◆ Aim of the task ◆
Copy every record word for word.

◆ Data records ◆
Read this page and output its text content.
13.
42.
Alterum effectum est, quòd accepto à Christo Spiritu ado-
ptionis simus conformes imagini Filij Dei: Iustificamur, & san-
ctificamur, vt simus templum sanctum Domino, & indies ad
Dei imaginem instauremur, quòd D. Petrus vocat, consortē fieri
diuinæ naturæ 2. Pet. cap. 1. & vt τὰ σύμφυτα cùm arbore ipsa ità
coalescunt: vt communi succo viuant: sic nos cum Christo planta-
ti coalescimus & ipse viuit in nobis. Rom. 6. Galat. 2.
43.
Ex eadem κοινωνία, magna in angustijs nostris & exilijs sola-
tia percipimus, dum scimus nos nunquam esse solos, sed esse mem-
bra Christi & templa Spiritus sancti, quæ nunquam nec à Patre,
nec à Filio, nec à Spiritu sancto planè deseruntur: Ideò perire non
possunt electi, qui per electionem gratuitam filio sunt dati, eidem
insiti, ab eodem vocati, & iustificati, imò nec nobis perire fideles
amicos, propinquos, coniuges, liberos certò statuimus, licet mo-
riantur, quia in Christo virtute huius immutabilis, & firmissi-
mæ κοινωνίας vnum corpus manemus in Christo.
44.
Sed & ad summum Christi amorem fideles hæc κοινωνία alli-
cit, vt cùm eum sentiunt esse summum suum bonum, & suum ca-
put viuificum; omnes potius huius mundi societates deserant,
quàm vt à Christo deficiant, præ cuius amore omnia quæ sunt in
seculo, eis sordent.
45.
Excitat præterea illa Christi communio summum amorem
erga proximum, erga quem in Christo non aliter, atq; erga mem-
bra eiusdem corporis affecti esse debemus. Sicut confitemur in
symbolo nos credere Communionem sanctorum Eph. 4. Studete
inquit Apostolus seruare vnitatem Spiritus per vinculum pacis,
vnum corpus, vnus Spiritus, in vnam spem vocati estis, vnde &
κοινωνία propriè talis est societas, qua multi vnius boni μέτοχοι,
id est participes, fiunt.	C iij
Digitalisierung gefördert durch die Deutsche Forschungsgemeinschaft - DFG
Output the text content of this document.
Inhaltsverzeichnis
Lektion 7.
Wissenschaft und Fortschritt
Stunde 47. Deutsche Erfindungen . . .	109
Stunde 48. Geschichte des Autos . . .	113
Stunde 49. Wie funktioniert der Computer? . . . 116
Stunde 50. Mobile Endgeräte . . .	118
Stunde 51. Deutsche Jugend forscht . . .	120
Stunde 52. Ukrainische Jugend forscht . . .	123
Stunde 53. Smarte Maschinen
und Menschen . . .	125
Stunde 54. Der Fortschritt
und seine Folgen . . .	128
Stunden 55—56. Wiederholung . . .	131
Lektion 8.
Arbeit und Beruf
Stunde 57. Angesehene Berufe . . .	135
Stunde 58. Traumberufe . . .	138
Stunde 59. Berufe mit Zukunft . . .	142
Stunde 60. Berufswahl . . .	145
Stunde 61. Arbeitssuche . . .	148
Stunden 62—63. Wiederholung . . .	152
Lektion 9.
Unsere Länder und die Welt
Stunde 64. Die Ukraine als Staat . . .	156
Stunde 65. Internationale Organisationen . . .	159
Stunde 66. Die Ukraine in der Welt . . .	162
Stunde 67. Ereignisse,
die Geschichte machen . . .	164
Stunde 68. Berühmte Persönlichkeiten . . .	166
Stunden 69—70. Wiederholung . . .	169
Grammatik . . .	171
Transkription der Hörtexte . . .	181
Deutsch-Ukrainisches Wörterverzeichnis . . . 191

◆ Correct response ◆
Read this page and output its text content.
13.
42.
Alterum effectum est, quòd accepto à Christo Spiritu ado-
ptionis simus conformes imagini Filij Dei: Iustificamur, & san-
ctificamur, vt simus templum sanctum Domino, & indies ad
Dei imaginem instauremur, quòd D. Petrus vocat, consortē fieri
diuinæ naturæ 2. Pet. cap. 1. & vt τὰ σύμφυτα cùm arbore ipsa ità
coalescunt: vt communi succo viuant: sic nos cum Christo planta-
ti coalescimus & ipse viuit in nobis. Rom. 6. Galat. 2.
43.
Ex eadem κοινωνία, magna in angustijs nostris & exilijs sola-
tia percipimus, dum scimus nos nunquam esse solos, sed esse mem-
bra Christi & templa Spiritus sancti, quæ nunquam nec à Patre,
nec à Filio, nec à Spiritu sancto planè deseruntur: Ideò perire non
possunt electi, qui per electionem gratuitam filio sunt dati, eidem
insiti, ab eodem vocati, & iustificati, imò nec nobis perire fideles
amicos, propinquos, coniuges, liberos certò statuimus, licet mo-
riantur, quia in Christo virtute huius immutabilis, & firmissi-
mæ κοινωνίας vnum corpus manemus in Christo.
44.
Sed & ad summum Christi amorem fideles hæc κοινωνία alli-
cit, vt cùm eum sentiunt esse summum suum bonum, & suum ca-
put viuificum; omnes potius huius mundi societates deserant,
quàm vt à Christo deficiant, præ cuius amore omnia quæ sunt in
seculo, eis sordent.
45.
Excitat præterea illa Christi communio summum amorem
erga proximum, erga quem in Christo non aliter, atq; erga mem-
bra eiusdem corporis affecti esse debemus. Sicut confitemur in
symbolo nos credere Communionem sanctorum Eph. 4. Studete
inquit Apostolus seruare vnitatem Spiritus per vinculum pacis,
vnum corpus, vnus Spiritus, in vnam spem vocati estis, vnde &
κοινωνία propriè talis est societas, qua multi vnius boni μέτοχοι,
id est participes, fiunt.	C iij
Digitalisierung gefördert durch die Deutsche Forschungsgemeinschaft - DFG
Output the text content of this document.
Inhaltsverzeichnis
Lektion 7.
Wissenschaft und Fortschritt
Stunde 47. Deutsche Erfindungen . . .	109
Stunde 48. Geschichte des Autos . . .	113
Stunde 49. Wie funktioniert der Computer? . . . 116
Stunde 50. Mobile Endgeräte . . .	118
Stunde 51. Deutsche Jugend forscht . . .	120
Stunde 52. Ukrainische Jugend forscht . . .	123
Stunde 53. Smarte Maschinen
und Menschen . . .	125
Stunde 54. Der Fortschritt
und seine Folgen . . .	128
Stunden 55—56. Wiederholung . . .	131
Lektion 8.
Arbeit und Beruf
Stunde 57. Angesehene Berufe . . .	135
Stunde 58. Traumberufe . . .	138
Stunde 59. Berufe mit Zukunft . . .	142
Stunde 60. Berufswahl . . .	145
Stunde 61. Arbeitssuche . . .	148
Stunden 62—63. Wiederholung . . .	152
Lektion 9.
Unsere Länder und die Welt
Stunde 64. Die Ukraine als Staat . . .	156
Stunde 65. Internationale Organisationen . . .	159
Stunde 66. Die Ukraine in der Welt . . .	162
Stunde 67. Ereignisse,
die Geschichte machen . . .	164
Stunde 68. Berühmte Persönlichkeiten . . .	166
Stunden 69—70. Wiederholung . . .	169
Grammatik . . .	171
Transkription der Hörtexte . . .	181
Deutsch-Ukrainisches Wörterverzeichnis . . . 191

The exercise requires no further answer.